*Descrizione attività*.
Nel testo fornito, di quale diocesi era cardinale titolare Benedetto XVI prima di essere eletto papa?

*Testo fornito*.
<<<<
IL PAPA CRITICA GLI ECCESSI DEL CAPITALISMO

Meno profitto e più condivisione, i beni mondiali vanno equamente divisi per abbattere il divario tra ricchi e poveri e per evitare il degrado ambientale. E la lotta tra profitto e condivisione, spiega il Papa, rimanda alla "decisione tra egoismo e amore" e "in definitiva tra Dio e Satana".

Benedetto XVI riflette sulla ricchezza, i modelli di sviluppo mondiali (ricordando la Centesimus annus di Wojtyla che affermava che il capitalismo non è l'unico modello valido di organizzazione economica") e le responsabilità individuali. Al tema ha dedicato i due suoi interventi pubblici di oggi, celebrando la messa durante una visita lampo a Velletri (diocesi di cui era cardinale titolare prima di essere eletto papa: "mi sento a casa tra di voi", ha detto di fronte alla calorosa accoglienza dei fedeli) e poi recitando l'Angelus a Castel Gandolfo.
>>>>
*Righe memorizzate*.
<<<<
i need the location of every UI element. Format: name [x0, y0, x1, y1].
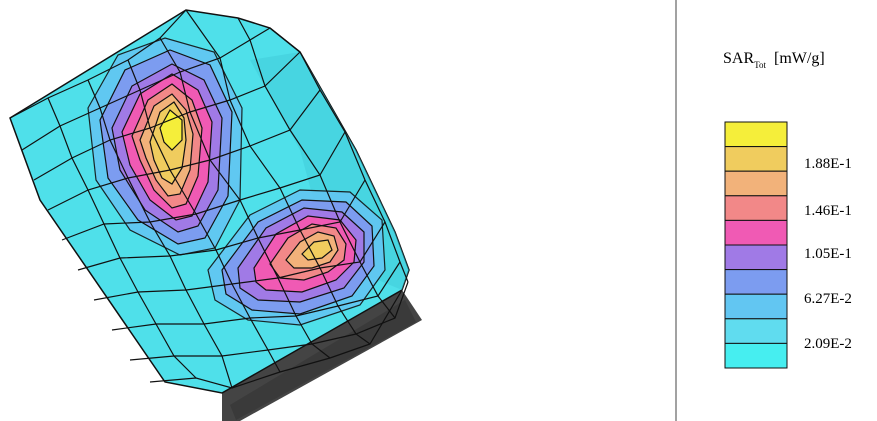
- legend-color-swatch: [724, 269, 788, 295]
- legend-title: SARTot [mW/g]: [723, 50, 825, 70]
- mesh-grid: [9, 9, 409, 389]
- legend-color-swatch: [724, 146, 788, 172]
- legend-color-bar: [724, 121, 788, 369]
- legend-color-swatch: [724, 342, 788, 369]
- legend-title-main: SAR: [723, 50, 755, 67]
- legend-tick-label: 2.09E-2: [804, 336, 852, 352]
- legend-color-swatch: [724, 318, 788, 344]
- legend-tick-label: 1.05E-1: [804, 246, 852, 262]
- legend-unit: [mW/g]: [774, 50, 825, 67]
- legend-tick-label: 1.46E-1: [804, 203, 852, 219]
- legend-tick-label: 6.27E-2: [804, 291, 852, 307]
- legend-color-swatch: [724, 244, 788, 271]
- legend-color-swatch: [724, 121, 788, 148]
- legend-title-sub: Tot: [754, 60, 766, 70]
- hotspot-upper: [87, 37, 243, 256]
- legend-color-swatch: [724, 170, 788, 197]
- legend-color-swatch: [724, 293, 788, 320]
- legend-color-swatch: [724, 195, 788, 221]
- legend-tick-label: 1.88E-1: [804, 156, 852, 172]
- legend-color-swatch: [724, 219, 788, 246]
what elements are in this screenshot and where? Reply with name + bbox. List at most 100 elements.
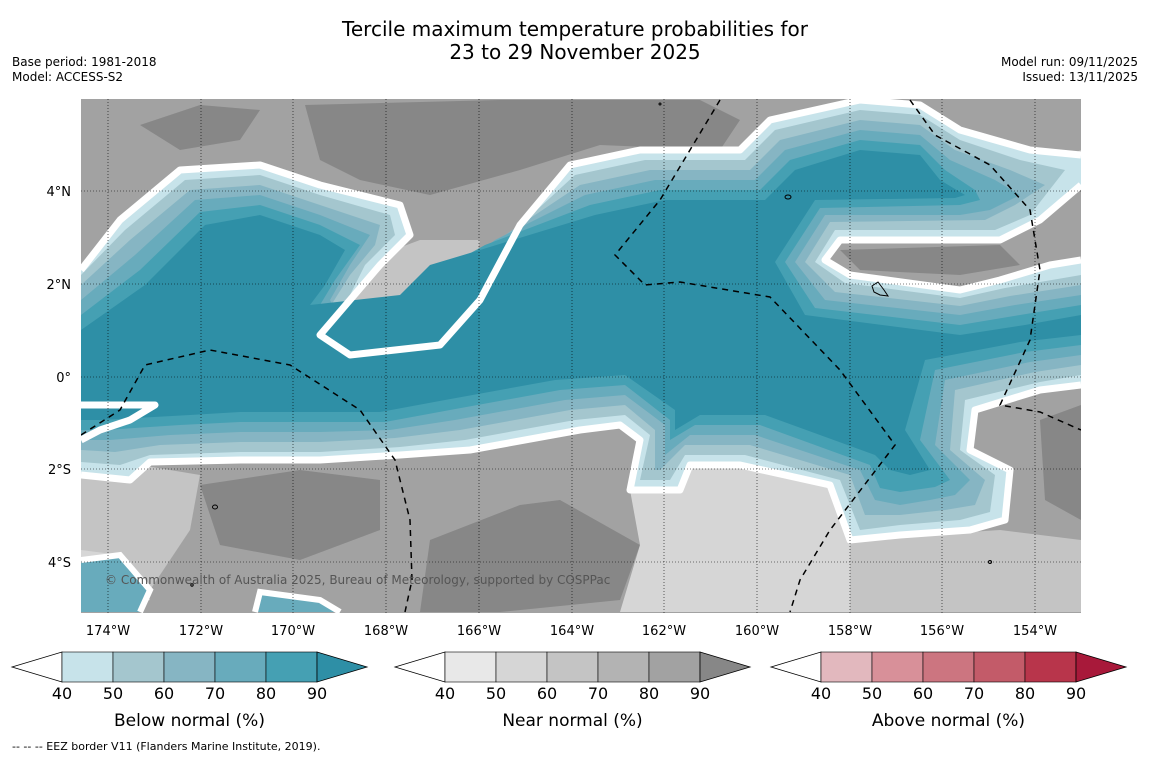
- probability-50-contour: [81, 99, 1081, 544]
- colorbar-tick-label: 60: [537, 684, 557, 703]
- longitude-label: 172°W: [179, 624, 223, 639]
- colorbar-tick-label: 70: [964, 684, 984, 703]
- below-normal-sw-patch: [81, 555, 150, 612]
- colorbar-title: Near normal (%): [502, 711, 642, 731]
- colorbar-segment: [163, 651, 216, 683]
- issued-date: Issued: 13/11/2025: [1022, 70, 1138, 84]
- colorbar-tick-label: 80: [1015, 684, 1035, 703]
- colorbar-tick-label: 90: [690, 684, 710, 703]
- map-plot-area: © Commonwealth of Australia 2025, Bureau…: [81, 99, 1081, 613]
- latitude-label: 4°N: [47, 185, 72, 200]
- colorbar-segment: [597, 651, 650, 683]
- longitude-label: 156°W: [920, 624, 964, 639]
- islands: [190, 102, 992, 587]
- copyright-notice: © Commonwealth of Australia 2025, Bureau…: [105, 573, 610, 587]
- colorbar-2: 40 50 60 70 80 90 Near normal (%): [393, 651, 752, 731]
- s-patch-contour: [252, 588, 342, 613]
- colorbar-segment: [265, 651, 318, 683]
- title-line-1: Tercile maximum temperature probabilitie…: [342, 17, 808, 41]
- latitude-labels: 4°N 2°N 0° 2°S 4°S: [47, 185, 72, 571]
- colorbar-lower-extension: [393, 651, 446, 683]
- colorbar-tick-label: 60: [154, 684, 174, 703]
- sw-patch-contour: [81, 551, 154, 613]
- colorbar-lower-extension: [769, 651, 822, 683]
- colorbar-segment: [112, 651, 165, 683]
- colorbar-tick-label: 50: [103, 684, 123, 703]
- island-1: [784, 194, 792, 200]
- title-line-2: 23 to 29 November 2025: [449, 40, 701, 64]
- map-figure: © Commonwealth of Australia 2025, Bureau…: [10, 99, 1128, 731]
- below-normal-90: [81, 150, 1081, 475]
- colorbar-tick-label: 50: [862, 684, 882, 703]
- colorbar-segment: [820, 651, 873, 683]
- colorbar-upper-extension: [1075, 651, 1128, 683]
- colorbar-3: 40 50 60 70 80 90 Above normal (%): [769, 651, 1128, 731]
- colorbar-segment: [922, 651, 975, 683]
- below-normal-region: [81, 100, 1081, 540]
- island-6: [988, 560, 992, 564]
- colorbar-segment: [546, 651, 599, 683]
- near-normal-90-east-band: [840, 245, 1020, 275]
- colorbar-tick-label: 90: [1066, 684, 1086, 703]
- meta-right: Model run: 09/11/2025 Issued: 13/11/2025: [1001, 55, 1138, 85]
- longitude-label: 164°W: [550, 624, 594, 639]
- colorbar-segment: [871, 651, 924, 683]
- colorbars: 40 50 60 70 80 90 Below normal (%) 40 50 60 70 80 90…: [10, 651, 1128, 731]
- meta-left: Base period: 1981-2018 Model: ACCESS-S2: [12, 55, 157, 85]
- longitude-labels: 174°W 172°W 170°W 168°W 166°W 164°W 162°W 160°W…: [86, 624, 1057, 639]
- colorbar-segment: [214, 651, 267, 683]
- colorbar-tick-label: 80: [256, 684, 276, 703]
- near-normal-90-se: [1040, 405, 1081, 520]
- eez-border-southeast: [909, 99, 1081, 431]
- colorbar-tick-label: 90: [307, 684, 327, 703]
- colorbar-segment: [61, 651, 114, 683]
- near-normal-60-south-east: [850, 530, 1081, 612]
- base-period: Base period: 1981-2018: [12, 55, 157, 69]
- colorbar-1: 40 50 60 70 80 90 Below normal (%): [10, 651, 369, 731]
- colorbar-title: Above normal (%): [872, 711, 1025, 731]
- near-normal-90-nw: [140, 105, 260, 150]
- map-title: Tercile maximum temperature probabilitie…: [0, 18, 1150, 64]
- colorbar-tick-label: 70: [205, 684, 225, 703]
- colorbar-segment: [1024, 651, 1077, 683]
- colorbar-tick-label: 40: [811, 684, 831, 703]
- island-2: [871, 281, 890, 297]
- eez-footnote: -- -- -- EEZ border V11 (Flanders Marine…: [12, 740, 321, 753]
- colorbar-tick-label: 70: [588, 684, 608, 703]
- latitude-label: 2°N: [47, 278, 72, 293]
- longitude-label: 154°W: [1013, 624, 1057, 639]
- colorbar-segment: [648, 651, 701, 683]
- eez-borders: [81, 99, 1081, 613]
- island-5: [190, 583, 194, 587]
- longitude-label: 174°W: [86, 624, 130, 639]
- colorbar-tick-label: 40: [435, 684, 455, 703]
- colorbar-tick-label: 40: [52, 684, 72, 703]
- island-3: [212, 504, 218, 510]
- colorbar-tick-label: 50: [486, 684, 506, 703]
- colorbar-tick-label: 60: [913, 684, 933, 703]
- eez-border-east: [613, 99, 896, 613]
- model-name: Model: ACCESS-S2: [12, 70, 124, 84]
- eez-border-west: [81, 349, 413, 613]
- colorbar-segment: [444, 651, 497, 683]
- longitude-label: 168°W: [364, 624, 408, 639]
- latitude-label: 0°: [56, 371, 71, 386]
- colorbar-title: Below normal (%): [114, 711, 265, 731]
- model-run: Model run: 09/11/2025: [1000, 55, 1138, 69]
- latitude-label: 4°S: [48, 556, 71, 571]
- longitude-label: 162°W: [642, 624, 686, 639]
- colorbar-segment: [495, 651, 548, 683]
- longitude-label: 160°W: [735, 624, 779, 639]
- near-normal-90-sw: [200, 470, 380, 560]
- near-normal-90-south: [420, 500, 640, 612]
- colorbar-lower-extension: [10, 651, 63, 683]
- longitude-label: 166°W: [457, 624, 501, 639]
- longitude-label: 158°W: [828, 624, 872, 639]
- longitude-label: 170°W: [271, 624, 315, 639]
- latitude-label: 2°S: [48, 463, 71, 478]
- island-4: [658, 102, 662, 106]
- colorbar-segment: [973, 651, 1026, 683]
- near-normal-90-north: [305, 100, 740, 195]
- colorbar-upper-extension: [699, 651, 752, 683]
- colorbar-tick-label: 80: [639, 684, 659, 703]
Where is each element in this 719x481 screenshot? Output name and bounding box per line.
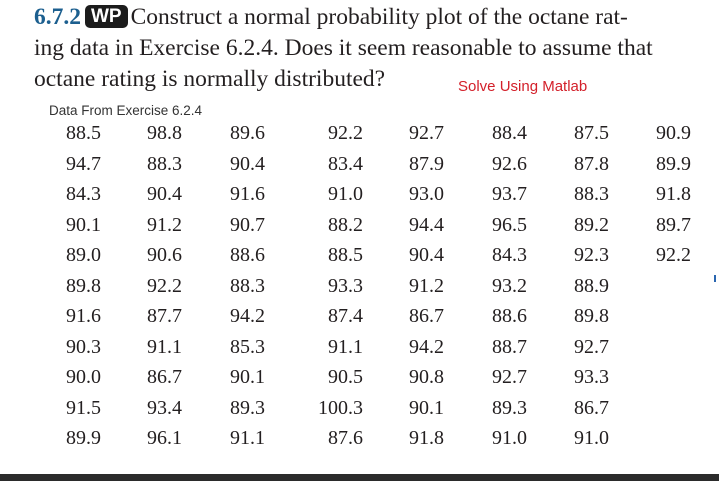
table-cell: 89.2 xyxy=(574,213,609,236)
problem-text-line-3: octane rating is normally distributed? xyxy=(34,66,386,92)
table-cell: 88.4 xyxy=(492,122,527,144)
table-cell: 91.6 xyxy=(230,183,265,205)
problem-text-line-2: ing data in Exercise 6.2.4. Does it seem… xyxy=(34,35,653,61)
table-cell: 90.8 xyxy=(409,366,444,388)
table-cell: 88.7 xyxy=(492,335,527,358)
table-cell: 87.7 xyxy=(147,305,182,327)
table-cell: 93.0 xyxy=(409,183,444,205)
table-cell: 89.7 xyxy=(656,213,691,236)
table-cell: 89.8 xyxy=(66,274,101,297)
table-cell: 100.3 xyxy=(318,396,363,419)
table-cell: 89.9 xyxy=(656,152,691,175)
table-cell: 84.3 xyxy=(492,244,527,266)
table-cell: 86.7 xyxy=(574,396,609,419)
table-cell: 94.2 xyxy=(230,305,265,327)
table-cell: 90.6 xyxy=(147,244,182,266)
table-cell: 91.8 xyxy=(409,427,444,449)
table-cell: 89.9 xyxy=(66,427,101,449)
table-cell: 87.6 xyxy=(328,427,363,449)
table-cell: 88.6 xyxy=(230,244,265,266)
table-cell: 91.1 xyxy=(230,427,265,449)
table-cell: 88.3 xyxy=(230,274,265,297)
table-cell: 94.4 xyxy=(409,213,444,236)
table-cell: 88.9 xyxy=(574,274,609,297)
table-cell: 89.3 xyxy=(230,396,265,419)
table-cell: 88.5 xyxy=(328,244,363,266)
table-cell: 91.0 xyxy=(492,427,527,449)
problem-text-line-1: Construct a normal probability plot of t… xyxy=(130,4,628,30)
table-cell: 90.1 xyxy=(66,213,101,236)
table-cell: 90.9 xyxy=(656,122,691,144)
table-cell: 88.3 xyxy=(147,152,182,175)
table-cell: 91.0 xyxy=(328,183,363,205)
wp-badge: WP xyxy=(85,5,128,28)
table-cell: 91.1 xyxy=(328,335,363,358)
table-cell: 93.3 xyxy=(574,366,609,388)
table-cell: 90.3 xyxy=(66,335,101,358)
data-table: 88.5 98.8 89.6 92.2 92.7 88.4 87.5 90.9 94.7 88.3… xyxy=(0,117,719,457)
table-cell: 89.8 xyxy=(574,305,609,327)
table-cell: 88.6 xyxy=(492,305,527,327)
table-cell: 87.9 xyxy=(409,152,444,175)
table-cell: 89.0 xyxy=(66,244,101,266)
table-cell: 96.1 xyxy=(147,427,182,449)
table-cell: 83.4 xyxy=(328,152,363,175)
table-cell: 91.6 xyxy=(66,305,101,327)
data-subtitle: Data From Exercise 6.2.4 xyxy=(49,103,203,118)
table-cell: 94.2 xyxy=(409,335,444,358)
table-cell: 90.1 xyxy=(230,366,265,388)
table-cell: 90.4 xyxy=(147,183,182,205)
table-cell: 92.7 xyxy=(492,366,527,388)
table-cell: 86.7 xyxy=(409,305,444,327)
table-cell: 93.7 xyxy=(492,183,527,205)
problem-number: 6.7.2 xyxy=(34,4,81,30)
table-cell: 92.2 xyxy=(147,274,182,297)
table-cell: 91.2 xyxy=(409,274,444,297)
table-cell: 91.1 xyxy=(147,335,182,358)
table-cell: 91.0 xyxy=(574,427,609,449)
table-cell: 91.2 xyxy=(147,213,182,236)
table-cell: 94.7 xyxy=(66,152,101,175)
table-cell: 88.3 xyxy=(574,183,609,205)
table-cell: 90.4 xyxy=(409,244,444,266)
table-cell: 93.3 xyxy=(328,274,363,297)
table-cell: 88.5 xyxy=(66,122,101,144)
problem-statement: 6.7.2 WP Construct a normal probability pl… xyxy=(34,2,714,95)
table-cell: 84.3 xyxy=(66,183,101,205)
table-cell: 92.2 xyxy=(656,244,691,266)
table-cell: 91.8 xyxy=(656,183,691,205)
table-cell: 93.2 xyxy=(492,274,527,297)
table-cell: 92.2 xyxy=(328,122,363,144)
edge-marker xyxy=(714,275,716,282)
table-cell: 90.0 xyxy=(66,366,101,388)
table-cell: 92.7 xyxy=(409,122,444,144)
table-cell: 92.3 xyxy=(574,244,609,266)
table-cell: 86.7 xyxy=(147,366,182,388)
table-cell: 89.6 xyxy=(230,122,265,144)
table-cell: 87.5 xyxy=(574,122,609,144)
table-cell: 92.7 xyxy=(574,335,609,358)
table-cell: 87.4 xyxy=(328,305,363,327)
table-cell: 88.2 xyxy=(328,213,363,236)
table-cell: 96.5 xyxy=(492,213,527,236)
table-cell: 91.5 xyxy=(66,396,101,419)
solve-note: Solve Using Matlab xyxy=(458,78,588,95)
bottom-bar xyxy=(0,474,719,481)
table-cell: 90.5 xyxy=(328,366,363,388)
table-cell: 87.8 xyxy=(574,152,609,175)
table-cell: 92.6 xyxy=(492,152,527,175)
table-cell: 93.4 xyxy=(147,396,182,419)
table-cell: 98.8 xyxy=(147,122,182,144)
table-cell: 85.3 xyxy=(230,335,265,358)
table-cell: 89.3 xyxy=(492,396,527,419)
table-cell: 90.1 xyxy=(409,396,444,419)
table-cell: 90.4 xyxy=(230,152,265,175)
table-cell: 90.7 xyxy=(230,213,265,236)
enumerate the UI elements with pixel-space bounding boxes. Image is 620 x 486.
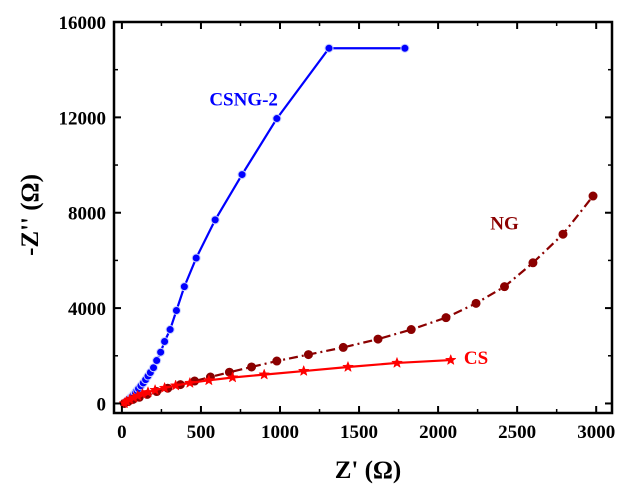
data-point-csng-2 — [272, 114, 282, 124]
>>>>
*Risposta corretta*.
Della diocesi di Velletri.